▶ OBJECTIVE
Reproduce every line of the entries that follow, word for word and with no changes.

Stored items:
--------------------------------

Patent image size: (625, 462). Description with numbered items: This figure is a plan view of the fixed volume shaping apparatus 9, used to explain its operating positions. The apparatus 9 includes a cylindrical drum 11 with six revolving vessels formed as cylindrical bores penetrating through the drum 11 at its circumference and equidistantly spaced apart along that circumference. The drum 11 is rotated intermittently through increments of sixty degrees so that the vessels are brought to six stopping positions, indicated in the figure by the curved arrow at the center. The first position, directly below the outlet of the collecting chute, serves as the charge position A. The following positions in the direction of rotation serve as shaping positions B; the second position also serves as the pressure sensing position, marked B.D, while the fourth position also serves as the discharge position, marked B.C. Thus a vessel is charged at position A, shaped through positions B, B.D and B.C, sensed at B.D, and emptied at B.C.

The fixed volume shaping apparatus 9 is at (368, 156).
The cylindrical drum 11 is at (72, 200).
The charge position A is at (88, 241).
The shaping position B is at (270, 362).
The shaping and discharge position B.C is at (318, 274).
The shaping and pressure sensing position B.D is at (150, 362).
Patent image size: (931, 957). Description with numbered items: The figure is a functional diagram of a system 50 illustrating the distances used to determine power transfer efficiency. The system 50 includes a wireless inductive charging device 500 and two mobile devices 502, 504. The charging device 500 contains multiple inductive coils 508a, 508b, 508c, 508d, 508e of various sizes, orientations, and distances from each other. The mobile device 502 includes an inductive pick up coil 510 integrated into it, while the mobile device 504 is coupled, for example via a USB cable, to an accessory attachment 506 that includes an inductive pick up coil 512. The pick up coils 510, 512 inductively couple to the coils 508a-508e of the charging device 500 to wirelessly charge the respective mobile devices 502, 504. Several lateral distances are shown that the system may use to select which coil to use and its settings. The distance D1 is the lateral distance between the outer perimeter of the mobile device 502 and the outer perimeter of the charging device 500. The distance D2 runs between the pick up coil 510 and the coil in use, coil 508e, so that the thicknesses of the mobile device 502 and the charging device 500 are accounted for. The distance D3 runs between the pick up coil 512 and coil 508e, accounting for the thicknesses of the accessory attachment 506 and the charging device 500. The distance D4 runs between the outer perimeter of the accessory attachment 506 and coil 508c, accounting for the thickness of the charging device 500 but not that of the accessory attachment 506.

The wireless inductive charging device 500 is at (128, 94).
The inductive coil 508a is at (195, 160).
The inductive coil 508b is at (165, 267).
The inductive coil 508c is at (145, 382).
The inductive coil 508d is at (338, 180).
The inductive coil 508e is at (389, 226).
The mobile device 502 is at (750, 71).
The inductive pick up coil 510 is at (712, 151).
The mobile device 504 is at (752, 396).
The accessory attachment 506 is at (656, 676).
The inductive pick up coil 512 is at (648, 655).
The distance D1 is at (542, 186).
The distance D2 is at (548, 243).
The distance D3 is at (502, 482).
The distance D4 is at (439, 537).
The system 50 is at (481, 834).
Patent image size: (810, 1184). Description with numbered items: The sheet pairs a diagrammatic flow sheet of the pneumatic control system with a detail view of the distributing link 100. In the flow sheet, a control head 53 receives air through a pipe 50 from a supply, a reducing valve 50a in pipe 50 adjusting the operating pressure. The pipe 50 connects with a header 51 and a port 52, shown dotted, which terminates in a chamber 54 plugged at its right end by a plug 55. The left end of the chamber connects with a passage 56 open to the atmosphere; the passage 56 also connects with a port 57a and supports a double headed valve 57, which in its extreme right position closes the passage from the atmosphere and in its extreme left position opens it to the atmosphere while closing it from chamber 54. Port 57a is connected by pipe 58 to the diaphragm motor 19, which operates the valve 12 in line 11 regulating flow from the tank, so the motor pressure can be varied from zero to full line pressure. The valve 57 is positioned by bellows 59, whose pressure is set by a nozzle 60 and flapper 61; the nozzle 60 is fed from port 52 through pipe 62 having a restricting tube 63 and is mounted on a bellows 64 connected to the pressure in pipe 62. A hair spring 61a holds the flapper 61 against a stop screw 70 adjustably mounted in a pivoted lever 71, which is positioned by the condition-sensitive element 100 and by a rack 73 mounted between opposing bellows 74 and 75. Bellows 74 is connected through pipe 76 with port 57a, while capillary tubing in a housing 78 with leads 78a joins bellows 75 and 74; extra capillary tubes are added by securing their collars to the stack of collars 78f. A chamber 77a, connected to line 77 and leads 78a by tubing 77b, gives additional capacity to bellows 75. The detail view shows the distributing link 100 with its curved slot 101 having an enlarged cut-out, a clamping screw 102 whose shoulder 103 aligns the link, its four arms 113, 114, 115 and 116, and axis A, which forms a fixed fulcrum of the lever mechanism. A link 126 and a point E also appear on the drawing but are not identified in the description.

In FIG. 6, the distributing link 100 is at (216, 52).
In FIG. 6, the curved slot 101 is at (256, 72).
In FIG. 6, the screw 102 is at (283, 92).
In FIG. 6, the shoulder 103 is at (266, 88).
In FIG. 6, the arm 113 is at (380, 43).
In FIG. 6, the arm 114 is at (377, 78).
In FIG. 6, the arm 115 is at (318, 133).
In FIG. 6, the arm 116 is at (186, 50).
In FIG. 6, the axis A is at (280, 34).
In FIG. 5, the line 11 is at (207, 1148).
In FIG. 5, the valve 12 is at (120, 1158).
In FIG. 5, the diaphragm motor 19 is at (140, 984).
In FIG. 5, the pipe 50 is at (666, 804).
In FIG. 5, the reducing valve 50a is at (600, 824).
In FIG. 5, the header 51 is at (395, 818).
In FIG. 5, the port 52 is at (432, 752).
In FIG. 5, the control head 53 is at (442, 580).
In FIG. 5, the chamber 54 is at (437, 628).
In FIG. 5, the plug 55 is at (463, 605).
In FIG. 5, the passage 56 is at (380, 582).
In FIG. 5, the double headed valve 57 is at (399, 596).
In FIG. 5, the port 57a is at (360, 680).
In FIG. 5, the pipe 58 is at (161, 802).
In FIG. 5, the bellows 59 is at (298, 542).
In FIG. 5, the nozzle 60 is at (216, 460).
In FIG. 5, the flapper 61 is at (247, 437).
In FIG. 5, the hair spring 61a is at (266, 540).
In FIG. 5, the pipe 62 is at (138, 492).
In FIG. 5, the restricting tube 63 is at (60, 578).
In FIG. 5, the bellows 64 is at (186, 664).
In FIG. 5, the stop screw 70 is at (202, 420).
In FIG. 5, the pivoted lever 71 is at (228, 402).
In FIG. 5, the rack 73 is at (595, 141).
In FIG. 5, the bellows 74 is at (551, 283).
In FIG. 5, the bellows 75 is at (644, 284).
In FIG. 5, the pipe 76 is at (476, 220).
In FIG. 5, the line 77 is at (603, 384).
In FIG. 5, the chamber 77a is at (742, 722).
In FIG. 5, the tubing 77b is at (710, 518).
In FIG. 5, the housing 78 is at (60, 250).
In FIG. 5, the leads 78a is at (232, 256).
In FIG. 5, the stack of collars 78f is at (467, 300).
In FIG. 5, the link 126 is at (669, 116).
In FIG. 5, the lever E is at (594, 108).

--------------------------------

▶ REPLY TO THE TASK
Patent image size: (625, 462). Description with numbered items: This figure is a plan view of the fixed volume shaping apparatus 9, used to explain its operating positions. The apparatus 9 includes a cylindrical drum 11 with six revolving vessels formed as cylindrical bores penetrating through the drum 11 at its circumference and equidistantly spaced apart along that circumference. The drum 11 is rotated intermittently through increments of sixty degrees so that the vessels are brought to six stopping positions, indicated in the figure by the curved arrow at the center. The first position, directly below the outlet of the collecting chute, serves as the charge position A. The following positions in the direction of rotation serve as shaping positions B; the second position also serves as the pressure sensing position, marked B.D, while the fourth position also serves as the discharge position, marked B.C. Thus a vessel is charged at position A, shaped through positions B, B.D and B.C, sensed at B.D, and emptied at B.C.

The fixed volume shaping apparatus 9 is at (368, 156).
The cylindrical drum 11 is at (72, 200).
The charge position A is at (88, 241).
The shaping position B is at (270, 362).
The shaping and discharge position B.C is at (318, 274).
The shaping and pressure sensing position B.D is at (150, 362).
Patent image size: (931, 957). Description with numbered items: The figure is a functional diagram of a system 50 illustrating the distances used to determine power transfer efficiency. The system 50 includes a wireless inductive charging device 500 and two mobile devices 502, 504. The charging device 500 contains multiple inductive coils 508a, 508b, 508c, 508d, 508e of various sizes, orientations, and distances from each other. The mobile device 502 includes an inductive pick up coil 510 integrated into it, while the mobile device 504 is coupled, for example via a USB cable, to an accessory attachment 506 that includes an inductive pick up coil 512. The pick up coils 510, 512 inductively couple to the coils 508a-508e of the charging device 500 to wirelessly charge the respective mobile devices 502, 504. Several lateral distances are shown that the system may use to select which coil to use and its settings. The distance D1 is the lateral distance between the outer perimeter of the mobile device 502 and the outer perimeter of the charging device 500. The distance D2 runs between the pick up coil 510 and the coil in use, coil 508e, so that the thicknesses of the mobile device 502 and the charging device 500 are accounted for. The distance D3 runs between the pick up coil 512 and coil 508e, accounting for the thicknesses of the accessory attachment 506 and the charging device 500. The distance D4 runs between the outer perimeter of the accessory attachment 506 and coil 508c, accounting for the thickness of the charging device 500 but not that of the accessory attachment 506.

The wireless inductive charging device 500 is at (128, 94).
The inductive coil 508a is at (195, 160).
The inductive coil 508b is at (165, 267).
The inductive coil 508c is at (145, 382).
The inductive coil 508d is at (338, 180).
The inductive coil 508e is at (389, 226).
The mobile device 502 is at (750, 71).
The inductive pick up coil 510 is at (712, 151).
The mobile device 504 is at (752, 396).
The accessory attachment 506 is at (656, 676).
The inductive pick up coil 512 is at (648, 655).
The distance D1 is at (542, 186).
The distance D2 is at (548, 243).
The distance D3 is at (502, 482).
The distance D4 is at (439, 537).
The system 50 is at (481, 834).
Patent image size: (810, 1184). Description with numbered items: The sheet pairs a diagrammatic flow sheet of the pneumatic control system with a detail view of the distributing link 100. In the flow sheet, a control head 53 receives air through a pipe 50 from a supply, a reducing valve 50a in pipe 50 adjusting the operating pressure. The pipe 50 connects with a header 51 and a port 52, shown dotted, which terminates in a chamber 54 plugged at its right end by a plug 55. The left end of the chamber connects with a passage 56 open to the atmosphere; the passage 56 also connects with a port 57a and supports a double headed valve 57, which in its extreme right position closes the passage from the atmosphere and in its extreme left position opens it to the atmosphere while closing it from chamber 54. Port 57a is connected by pipe 58 to the diaphragm motor 19, which operates the valve 12 in line 11 regulating flow from the tank, so the motor pressure can be varied from zero to full line pressure. The valve 57 is positioned by bellows 59, whose pressure is set by a nozzle 60 and flapper 61; the nozzle 60 is fed from port 52 through pipe 62 having a restricting tube 63 and is mounted on a bellows 64 connected to the pressure in pipe 62. A hair spring 61a holds the flapper 61 against a stop screw 70 adjustably mounted in a pivoted lever 71, which is positioned by the condition-sensitive element 100 and by a rack 73 mounted between opposing bellows 74 and 75. Bellows 74 is connected through pipe 76 with port 57a, while capillary tubing in a housing 78 with leads 78a joins bellows 75 and 74; extra capillary tubes are added by securing their collars to the stack of collars 78f. A chamber 77a, connected to line 77 and leads 78a by tubing 77b, gives additional capacity to bellows 75. The detail view shows the distributing link 100 with its curved slot 101 having an enlarged cut-out, a clamping screw 102 whose shoulder 103 aligns the link, its four arms 113, 114, 115 and 116, and axis A, which forms a fixed fulcrum of the lever mechanism. A link 126 and a point E also appear on the drawing but are not identified in the description.

In FIG. 6, the distributing link 100 is at (216, 52).
In FIG. 6, the curved slot 101 is at (256, 72).
In FIG. 6, the screw 102 is at (283, 92).
In FIG. 6, the shoulder 103 is at (266, 88).
In FIG. 6, the arm 113 is at (380, 43).
In FIG. 6, the arm 114 is at (377, 78).
In FIG. 6, the arm 115 is at (318, 133).
In FIG. 6, the arm 116 is at (186, 50).
In FIG. 6, the axis A is at (280, 34).
In FIG. 5, the line 11 is at (207, 1148).
In FIG. 5, the valve 12 is at (120, 1158).
In FIG. 5, the diaphragm motor 19 is at (140, 984).
In FIG. 5, the pipe 50 is at (666, 804).
In FIG. 5, the reducing valve 50a is at (600, 824).
In FIG. 5, the header 51 is at (395, 818).
In FIG. 5, the port 52 is at (432, 752).
In FIG. 5, the control head 53 is at (442, 580).
In FIG. 5, the chamber 54 is at (437, 628).
In FIG. 5, the plug 55 is at (463, 605).
In FIG. 5, the passage 56 is at (380, 582).
In FIG. 5, the double headed valve 57 is at (399, 596).
In FIG. 5, the port 57a is at (360, 680).
In FIG. 5, the pipe 58 is at (161, 802).
In FIG. 5, the bellows 59 is at (298, 542).
In FIG. 5, the nozzle 60 is at (216, 460).
In FIG. 5, the flapper 61 is at (247, 437).
In FIG. 5, the hair spring 61a is at (266, 540).
In FIG. 5, the pipe 62 is at (138, 492).
In FIG. 5, the restricting tube 63 is at (60, 578).
In FIG. 5, the bellows 64 is at (186, 664).
In FIG. 5, the stop screw 70 is at (202, 420).
In FIG. 5, the pivoted lever 71 is at (228, 402).
In FIG. 5, the rack 73 is at (595, 141).
In FIG. 5, the bellows 74 is at (551, 283).
In FIG. 5, the bellows 75 is at (644, 284).
In FIG. 5, the pipe 76 is at (476, 220).
In FIG. 5, the line 77 is at (603, 384).
In FIG. 5, the chamber 77a is at (742, 722).
In FIG. 5, the tubing 77b is at (710, 518).
In FIG. 5, the housing 78 is at (60, 250).
In FIG. 5, the leads 78a is at (232, 256).
In FIG. 5, the stack of collars 78f is at (467, 300).
In FIG. 5, the link 126 is at (669, 116).
In FIG. 5, the lever E is at (594, 108).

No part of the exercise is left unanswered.